*** Data section

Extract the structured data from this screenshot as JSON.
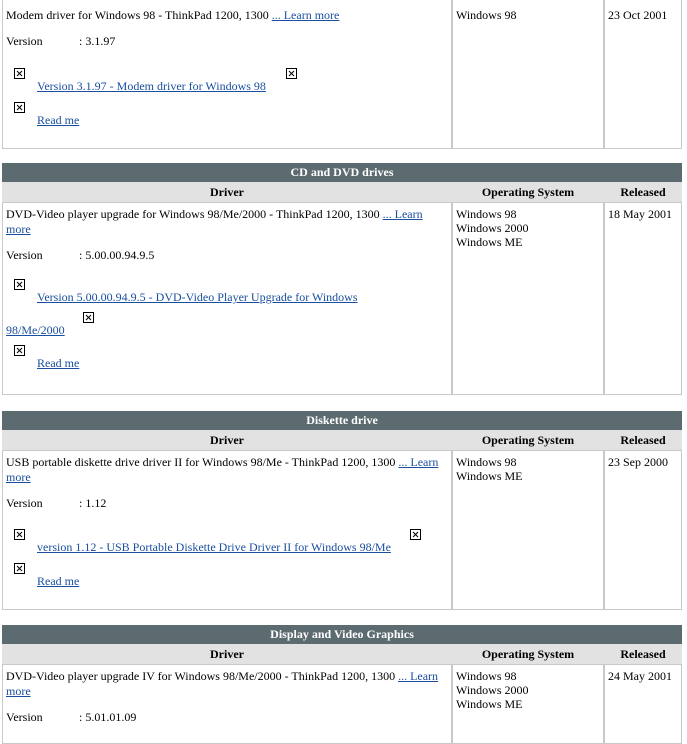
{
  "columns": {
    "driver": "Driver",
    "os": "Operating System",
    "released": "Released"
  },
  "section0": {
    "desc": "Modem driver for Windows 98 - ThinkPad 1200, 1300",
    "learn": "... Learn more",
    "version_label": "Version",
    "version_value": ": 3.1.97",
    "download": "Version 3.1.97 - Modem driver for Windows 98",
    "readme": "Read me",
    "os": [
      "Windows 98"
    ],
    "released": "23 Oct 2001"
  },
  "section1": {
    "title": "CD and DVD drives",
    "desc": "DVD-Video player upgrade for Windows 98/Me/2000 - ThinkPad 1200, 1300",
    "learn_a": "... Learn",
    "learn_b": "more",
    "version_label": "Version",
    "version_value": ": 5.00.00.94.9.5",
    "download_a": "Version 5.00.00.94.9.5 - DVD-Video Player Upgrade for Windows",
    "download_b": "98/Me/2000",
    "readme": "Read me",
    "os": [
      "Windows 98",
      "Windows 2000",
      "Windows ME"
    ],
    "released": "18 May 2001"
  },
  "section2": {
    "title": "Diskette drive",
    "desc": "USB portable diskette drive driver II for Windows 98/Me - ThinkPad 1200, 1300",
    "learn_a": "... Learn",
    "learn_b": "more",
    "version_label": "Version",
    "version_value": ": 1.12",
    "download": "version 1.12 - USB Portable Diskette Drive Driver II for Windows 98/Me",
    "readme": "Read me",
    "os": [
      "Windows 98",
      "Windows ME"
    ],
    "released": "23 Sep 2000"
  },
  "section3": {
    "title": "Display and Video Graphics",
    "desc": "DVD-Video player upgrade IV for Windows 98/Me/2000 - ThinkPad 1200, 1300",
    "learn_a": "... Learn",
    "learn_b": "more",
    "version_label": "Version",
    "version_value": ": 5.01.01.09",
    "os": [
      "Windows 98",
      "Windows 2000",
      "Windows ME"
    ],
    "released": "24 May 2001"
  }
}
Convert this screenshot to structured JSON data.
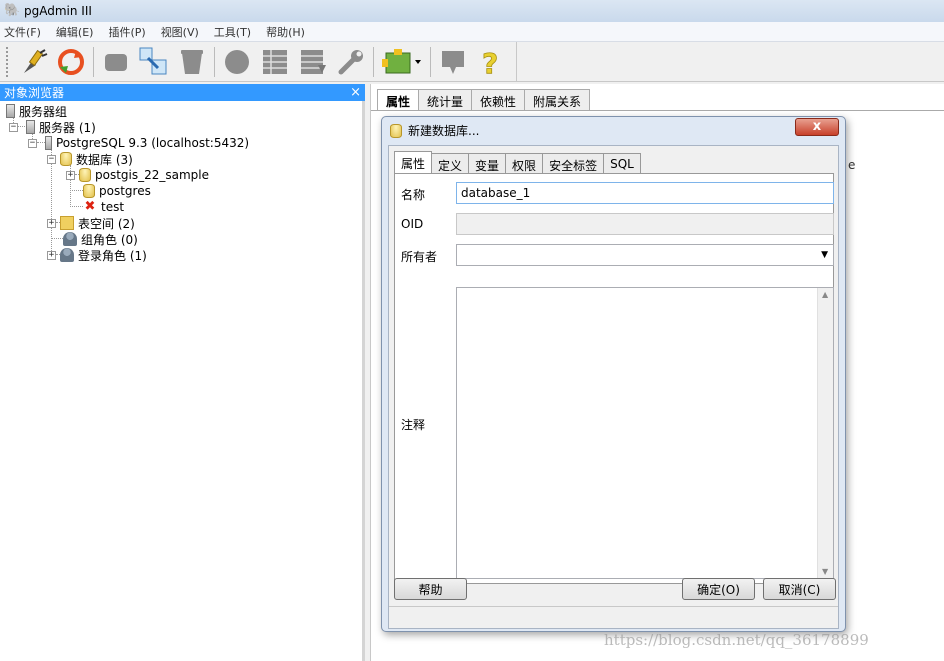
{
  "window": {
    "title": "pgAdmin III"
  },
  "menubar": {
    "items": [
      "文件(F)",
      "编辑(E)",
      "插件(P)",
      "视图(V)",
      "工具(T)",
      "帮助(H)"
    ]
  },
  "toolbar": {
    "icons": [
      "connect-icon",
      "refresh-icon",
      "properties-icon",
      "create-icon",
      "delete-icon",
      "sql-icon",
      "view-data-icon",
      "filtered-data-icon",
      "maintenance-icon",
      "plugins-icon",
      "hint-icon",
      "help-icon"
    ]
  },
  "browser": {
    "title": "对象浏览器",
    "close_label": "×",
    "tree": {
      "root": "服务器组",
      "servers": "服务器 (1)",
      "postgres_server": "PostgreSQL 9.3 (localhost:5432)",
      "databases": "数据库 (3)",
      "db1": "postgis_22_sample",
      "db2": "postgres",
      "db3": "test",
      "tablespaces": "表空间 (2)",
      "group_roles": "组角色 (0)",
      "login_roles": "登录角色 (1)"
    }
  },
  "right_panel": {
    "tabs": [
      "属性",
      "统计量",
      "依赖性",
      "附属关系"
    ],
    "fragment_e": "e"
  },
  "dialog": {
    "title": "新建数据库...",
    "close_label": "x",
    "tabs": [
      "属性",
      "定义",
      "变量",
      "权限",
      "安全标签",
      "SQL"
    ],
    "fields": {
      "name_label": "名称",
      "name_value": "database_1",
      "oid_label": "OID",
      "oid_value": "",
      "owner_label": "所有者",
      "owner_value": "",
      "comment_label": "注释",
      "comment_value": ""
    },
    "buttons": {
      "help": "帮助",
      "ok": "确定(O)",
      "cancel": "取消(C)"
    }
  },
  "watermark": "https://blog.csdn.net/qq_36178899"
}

******

== Aim of the exercise ==
Identify the lines in the entries that hold "structured" and return each one.

== Full output ==
Extract the structured data from this screenshot as JSON.
Convert this screenshot to structured JSON data.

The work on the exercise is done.